GOAL >>
Output the full listing word for word.

Saved entries
— Start —

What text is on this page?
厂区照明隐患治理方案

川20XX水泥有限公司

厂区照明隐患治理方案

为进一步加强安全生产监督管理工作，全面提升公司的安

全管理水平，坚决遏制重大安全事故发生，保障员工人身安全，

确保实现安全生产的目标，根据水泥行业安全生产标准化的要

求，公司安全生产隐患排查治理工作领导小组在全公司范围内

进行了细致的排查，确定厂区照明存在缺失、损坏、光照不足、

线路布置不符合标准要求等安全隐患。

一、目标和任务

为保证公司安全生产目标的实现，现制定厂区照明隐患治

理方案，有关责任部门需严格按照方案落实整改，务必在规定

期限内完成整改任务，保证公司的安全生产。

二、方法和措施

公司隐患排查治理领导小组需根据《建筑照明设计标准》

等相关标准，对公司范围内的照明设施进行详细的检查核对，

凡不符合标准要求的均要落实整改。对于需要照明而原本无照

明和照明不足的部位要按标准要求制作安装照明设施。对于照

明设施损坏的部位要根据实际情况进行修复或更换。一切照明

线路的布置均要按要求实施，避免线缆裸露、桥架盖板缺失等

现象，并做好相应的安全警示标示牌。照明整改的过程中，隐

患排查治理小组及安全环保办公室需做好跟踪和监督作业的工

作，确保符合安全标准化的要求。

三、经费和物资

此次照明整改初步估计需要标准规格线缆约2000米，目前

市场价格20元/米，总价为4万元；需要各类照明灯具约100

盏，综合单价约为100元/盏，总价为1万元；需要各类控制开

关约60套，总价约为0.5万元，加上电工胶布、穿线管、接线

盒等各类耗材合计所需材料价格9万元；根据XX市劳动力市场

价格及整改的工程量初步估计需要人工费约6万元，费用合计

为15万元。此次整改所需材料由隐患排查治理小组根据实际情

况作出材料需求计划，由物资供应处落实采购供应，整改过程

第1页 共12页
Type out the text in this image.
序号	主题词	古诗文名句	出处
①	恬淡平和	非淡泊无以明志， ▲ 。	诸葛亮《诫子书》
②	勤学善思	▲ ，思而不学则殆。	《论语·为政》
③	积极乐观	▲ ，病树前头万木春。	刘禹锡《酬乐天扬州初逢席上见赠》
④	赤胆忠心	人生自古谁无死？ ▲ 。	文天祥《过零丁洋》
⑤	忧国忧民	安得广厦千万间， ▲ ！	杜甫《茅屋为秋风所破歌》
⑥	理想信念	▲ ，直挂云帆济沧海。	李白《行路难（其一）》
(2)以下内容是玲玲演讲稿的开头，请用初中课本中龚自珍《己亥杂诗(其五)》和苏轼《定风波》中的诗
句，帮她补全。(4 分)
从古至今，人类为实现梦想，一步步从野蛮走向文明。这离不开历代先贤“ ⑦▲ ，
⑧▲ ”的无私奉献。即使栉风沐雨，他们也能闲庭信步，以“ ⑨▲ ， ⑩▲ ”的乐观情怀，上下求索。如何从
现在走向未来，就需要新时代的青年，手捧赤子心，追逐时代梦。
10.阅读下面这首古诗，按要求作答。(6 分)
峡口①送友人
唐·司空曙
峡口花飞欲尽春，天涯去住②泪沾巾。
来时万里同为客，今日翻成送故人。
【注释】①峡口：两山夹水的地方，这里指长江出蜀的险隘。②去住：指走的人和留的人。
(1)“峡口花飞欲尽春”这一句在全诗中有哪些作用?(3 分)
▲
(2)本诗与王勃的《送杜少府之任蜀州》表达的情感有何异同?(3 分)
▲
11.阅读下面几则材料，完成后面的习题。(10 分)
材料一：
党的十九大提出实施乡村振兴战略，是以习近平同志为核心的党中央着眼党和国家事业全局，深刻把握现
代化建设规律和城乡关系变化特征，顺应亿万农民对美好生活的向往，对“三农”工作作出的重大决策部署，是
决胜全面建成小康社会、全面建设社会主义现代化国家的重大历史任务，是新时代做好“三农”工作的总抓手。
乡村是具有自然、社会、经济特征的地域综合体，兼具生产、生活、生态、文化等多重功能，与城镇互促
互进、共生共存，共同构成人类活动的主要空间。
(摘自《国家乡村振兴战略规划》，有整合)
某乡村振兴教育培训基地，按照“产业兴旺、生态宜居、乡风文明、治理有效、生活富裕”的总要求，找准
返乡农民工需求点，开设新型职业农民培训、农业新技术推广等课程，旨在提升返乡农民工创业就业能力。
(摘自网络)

— End —

TASK RESPONSE >>
What text is on this page?
厂区照明隐患治理方案

川20XX水泥有限公司

厂区照明隐患治理方案

为进一步加强安全生产监督管理工作，全面提升公司的安

全管理水平，坚决遏制重大安全事故发生，保障员工人身安全，

确保实现安全生产的目标，根据水泥行业安全生产标准化的要

求，公司安全生产隐患排查治理工作领导小组在全公司范围内

进行了细致的排查，确定厂区照明存在缺失、损坏、光照不足、

线路布置不符合标准要求等安全隐患。

一、目标和任务

为保证公司安全生产目标的实现，现制定厂区照明隐患治

理方案，有关责任部门需严格按照方案落实整改，务必在规定

期限内完成整改任务，保证公司的安全生产。

二、方法和措施

公司隐患排查治理领导小组需根据《建筑照明设计标准》

等相关标准，对公司范围内的照明设施进行详细的检查核对，

凡不符合标准要求的均要落实整改。对于需要照明而原本无照

明和照明不足的部位要按标准要求制作安装照明设施。对于照

明设施损坏的部位要根据实际情况进行修复或更换。一切照明

线路的布置均要按要求实施，避免线缆裸露、桥架盖板缺失等

现象，并做好相应的安全警示标示牌。照明整改的过程中，隐

患排查治理小组及安全环保办公室需做好跟踪和监督作业的工

作，确保符合安全标准化的要求。

三、经费和物资

此次照明整改初步估计需要标准规格线缆约2000米，目前

市场价格20元/米，总价为4万元；需要各类照明灯具约100

盏，综合单价约为100元/盏，总价为1万元；需要各类控制开

关约60套，总价约为0.5万元，加上电工胶布、穿线管、接线

盒等各类耗材合计所需材料价格9万元；根据XX市劳动力市场

价格及整改的工程量初步估计需要人工费约6万元，费用合计

为15万元。此次整改所需材料由隐患排查治理小组根据实际情

况作出材料需求计划，由物资供应处落实采购供应，整改过程

第1页 共12页
Type out the text in this image.
序号	主题词	古诗文名句	出处
①	恬淡平和	非淡泊无以明志， ▲ 。	诸葛亮《诫子书》
②	勤学善思	▲ ，思而不学则殆。	《论语·为政》
③	积极乐观	▲ ，病树前头万木春。	刘禹锡《酬乐天扬州初逢席上见赠》
④	赤胆忠心	人生自古谁无死？ ▲ 。	文天祥《过零丁洋》
⑤	忧国忧民	安得广厦千万间， ▲ ！	杜甫《茅屋为秋风所破歌》
⑥	理想信念	▲ ，直挂云帆济沧海。	李白《行路难（其一）》
(2)以下内容是玲玲演讲稿的开头，请用初中课本中龚自珍《己亥杂诗(其五)》和苏轼《定风波》中的诗
句，帮她补全。(4 分)
从古至今，人类为实现梦想，一步步从野蛮走向文明。这离不开历代先贤“ ⑦▲ ，
⑧▲ ”的无私奉献。即使栉风沐雨，他们也能闲庭信步，以“ ⑨▲ ， ⑩▲ ”的乐观情怀，上下求索。如何从
现在走向未来，就需要新时代的青年，手捧赤子心，追逐时代梦。
10.阅读下面这首古诗，按要求作答。(6 分)
峡口①送友人
唐·司空曙
峡口花飞欲尽春，天涯去住②泪沾巾。
来时万里同为客，今日翻成送故人。
【注释】①峡口：两山夹水的地方，这里指长江出蜀的险隘。②去住：指走的人和留的人。
(1)“峡口花飞欲尽春”这一句在全诗中有哪些作用?(3 分)
▲
(2)本诗与王勃的《送杜少府之任蜀州》表达的情感有何异同?(3 分)
▲
11.阅读下面几则材料，完成后面的习题。(10 分)
材料一：
党的十九大提出实施乡村振兴战略，是以习近平同志为核心的党中央着眼党和国家事业全局，深刻把握现
代化建设规律和城乡关系变化特征，顺应亿万农民对美好生活的向往，对“三农”工作作出的重大决策部署，是
决胜全面建成小康社会、全面建设社会主义现代化国家的重大历史任务，是新时代做好“三农”工作的总抓手。
乡村是具有自然、社会、经济特征的地域综合体，兼具生产、生活、生态、文化等多重功能，与城镇互促
互进、共生共存，共同构成人类活动的主要空间。
(摘自《国家乡村振兴战略规划》，有整合)
某乡村振兴教育培训基地，按照“产业兴旺、生态宜居、乡风文明、治理有效、生活富裕”的总要求，找准
返乡农民工需求点，开设新型职业农民培训、农业新技术推广等课程，旨在提升返乡农民工创业就业能力。
(摘自网络)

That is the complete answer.